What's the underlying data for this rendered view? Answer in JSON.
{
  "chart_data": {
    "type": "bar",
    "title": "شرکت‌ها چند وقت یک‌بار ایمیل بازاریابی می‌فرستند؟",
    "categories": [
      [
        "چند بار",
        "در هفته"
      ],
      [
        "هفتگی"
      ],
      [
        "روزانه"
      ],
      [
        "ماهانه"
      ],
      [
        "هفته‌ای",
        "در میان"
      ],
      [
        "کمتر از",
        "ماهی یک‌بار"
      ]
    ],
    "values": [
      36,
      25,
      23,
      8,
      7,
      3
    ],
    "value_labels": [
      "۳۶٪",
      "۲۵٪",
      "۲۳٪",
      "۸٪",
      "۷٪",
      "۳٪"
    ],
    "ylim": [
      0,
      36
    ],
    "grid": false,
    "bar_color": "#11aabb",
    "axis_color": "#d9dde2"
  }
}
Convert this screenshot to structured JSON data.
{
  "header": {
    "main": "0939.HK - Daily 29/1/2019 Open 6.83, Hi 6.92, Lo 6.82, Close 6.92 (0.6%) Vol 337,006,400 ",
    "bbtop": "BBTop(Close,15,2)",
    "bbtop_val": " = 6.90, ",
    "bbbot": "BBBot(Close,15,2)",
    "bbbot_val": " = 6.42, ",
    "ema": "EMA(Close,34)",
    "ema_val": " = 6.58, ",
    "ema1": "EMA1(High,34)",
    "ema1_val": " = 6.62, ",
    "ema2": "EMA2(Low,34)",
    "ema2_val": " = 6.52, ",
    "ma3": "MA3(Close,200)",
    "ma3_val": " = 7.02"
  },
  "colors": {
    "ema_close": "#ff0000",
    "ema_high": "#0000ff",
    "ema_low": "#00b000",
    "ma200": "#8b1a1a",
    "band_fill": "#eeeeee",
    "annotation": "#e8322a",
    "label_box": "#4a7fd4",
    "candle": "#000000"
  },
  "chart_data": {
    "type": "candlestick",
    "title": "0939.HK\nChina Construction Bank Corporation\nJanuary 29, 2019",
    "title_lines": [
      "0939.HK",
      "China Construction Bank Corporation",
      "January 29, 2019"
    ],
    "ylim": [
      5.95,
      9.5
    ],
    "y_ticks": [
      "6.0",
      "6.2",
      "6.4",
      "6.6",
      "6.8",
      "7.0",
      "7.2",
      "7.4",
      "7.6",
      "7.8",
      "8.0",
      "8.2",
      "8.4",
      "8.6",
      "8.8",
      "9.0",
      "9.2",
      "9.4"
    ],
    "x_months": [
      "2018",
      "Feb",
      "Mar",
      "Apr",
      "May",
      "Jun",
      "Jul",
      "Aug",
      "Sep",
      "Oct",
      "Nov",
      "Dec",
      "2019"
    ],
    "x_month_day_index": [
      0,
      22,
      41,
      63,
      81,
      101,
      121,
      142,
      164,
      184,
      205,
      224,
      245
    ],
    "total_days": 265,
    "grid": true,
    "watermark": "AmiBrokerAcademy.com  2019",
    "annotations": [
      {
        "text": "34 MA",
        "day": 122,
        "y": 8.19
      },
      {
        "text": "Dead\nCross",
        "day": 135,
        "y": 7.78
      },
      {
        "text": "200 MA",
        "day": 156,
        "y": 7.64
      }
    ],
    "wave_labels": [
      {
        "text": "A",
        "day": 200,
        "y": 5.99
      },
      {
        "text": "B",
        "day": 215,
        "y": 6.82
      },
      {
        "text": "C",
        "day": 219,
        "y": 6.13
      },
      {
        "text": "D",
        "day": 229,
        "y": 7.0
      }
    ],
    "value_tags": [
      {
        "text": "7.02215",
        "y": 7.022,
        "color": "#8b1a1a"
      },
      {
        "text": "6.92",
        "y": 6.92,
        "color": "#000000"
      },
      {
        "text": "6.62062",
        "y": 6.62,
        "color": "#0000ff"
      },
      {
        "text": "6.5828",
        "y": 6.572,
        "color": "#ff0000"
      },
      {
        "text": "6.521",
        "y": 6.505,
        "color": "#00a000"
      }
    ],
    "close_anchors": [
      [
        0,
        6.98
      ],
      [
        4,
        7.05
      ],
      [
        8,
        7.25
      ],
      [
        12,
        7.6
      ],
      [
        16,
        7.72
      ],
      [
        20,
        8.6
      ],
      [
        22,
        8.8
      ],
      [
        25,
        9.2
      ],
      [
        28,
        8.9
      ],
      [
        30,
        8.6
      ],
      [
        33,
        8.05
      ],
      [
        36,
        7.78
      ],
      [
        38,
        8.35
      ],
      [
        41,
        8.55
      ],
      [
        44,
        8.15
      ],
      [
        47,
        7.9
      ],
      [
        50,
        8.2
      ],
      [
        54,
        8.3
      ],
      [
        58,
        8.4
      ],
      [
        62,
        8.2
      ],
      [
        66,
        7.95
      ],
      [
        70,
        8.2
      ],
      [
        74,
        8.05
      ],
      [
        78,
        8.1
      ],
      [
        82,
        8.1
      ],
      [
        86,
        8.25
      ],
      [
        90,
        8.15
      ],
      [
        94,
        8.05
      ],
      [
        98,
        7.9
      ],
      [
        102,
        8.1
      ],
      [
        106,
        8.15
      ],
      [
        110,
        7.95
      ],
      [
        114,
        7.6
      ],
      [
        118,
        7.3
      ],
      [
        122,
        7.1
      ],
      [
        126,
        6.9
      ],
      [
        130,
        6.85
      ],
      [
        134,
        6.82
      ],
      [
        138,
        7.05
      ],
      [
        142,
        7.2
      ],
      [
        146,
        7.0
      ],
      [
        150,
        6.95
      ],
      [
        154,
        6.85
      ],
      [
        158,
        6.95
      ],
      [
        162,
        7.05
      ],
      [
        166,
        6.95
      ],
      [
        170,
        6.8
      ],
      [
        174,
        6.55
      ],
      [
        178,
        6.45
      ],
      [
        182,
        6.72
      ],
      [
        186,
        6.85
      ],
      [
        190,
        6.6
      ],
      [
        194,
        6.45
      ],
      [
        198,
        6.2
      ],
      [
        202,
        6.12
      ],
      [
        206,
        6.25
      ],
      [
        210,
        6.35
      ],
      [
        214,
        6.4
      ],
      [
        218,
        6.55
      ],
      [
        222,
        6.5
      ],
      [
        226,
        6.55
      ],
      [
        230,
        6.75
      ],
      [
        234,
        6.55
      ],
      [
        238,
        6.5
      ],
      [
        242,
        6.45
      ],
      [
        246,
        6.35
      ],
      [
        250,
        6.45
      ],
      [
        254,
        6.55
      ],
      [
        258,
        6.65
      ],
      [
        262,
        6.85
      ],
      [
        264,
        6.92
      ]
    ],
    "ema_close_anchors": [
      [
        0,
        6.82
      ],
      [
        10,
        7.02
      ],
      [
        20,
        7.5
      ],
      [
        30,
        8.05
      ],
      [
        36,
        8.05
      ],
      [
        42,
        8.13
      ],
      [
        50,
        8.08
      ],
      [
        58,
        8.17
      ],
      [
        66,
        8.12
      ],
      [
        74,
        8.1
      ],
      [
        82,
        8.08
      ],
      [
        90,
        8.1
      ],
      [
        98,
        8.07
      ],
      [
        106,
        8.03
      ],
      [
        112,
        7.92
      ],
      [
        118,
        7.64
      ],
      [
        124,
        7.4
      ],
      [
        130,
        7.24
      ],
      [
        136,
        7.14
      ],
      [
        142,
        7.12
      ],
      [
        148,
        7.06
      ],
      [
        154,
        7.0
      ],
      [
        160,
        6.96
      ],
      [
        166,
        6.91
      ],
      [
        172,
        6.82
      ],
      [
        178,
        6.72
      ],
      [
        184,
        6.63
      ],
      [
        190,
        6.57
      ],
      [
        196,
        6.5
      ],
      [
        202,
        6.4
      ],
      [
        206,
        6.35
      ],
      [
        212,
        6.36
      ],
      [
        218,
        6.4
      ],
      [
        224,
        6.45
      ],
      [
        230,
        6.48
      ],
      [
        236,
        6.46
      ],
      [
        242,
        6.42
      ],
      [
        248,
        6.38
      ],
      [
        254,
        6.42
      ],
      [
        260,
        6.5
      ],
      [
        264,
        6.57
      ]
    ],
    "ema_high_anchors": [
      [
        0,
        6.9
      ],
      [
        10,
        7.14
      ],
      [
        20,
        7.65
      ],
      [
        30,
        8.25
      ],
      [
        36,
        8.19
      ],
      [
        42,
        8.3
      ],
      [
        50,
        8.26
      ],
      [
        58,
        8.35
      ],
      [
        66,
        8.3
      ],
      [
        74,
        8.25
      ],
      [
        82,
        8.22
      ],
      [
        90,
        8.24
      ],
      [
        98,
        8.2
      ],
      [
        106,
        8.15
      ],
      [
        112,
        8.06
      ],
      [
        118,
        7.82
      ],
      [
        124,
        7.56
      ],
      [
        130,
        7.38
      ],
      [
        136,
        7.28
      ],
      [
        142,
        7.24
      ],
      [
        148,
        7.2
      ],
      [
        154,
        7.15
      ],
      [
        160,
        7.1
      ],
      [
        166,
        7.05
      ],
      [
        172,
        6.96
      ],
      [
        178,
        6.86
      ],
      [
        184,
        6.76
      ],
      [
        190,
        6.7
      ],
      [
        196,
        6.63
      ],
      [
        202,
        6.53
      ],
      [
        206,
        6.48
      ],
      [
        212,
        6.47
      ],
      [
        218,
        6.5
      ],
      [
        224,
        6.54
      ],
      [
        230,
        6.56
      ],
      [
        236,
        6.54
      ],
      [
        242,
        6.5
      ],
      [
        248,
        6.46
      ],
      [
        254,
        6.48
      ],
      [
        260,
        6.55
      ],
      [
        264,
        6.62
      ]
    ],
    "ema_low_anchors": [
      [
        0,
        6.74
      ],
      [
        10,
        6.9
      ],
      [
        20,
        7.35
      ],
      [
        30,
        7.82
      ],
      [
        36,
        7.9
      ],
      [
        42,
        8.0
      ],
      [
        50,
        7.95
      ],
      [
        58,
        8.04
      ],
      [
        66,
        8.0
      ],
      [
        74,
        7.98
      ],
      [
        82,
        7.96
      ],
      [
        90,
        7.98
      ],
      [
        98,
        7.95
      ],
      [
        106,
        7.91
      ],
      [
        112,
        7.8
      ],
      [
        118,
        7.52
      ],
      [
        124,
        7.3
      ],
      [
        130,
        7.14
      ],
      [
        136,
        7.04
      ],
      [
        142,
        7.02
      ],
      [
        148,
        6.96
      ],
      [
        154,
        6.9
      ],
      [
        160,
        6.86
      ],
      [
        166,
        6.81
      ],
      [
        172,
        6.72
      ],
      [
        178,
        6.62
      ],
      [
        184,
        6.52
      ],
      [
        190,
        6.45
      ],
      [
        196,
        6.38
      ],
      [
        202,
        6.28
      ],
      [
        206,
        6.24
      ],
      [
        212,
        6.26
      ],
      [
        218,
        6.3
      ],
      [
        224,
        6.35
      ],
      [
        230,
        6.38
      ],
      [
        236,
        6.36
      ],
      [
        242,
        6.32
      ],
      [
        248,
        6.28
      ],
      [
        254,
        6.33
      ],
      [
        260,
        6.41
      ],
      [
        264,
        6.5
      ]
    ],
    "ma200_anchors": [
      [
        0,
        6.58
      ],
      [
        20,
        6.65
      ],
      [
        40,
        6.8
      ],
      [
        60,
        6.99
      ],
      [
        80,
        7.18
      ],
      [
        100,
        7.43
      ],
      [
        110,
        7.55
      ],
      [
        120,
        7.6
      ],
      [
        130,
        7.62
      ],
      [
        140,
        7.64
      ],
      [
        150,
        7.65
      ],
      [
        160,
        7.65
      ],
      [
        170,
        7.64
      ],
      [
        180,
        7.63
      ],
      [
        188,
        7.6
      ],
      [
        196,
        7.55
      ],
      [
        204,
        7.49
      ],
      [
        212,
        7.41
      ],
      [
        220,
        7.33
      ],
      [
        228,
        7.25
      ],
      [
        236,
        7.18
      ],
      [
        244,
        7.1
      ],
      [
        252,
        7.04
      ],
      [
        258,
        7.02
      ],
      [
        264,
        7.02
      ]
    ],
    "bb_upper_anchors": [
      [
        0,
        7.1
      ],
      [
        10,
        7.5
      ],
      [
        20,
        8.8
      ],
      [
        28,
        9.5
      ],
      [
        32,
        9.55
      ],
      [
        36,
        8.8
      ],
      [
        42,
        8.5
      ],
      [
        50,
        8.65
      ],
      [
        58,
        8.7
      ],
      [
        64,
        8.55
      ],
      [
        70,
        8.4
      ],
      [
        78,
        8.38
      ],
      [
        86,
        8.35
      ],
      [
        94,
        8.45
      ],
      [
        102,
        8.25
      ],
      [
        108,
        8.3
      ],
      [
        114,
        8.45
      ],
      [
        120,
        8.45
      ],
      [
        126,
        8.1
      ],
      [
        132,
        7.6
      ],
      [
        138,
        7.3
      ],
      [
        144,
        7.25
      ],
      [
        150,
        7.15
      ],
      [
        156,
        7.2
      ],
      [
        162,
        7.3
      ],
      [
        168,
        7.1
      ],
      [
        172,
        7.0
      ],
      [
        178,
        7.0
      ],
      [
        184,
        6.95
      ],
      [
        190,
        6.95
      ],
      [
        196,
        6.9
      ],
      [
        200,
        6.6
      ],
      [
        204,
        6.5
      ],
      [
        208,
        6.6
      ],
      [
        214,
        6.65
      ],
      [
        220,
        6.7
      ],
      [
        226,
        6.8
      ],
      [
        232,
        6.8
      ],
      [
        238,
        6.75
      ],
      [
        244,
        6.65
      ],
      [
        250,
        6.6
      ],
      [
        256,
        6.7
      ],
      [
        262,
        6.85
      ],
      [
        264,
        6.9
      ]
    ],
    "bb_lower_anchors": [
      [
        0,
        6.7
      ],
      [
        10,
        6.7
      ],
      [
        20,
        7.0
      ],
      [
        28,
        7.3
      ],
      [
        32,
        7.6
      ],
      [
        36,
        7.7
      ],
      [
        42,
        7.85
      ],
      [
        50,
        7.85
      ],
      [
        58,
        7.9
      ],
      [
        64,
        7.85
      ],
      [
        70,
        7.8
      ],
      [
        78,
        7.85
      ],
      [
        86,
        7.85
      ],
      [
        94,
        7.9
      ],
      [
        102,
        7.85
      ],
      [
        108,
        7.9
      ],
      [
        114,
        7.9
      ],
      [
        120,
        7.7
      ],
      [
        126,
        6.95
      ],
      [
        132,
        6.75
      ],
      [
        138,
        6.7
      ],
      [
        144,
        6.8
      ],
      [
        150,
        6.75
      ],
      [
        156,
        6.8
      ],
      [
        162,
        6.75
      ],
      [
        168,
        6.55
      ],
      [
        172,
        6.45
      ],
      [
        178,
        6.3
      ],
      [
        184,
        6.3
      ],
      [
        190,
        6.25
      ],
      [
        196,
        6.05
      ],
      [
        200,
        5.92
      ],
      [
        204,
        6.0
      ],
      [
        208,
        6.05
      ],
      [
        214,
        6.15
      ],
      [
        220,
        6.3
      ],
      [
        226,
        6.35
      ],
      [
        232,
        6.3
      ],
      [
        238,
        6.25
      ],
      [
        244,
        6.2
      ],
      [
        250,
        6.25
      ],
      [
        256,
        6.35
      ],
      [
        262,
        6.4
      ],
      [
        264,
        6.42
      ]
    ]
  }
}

^^^^

Instructions to follow —
Every line containing the string "JSON" must be listed.

Output of the task —
What's the underlying data for this rendered view? Answer in JSON.
Convert this screenshot to structured JSON data.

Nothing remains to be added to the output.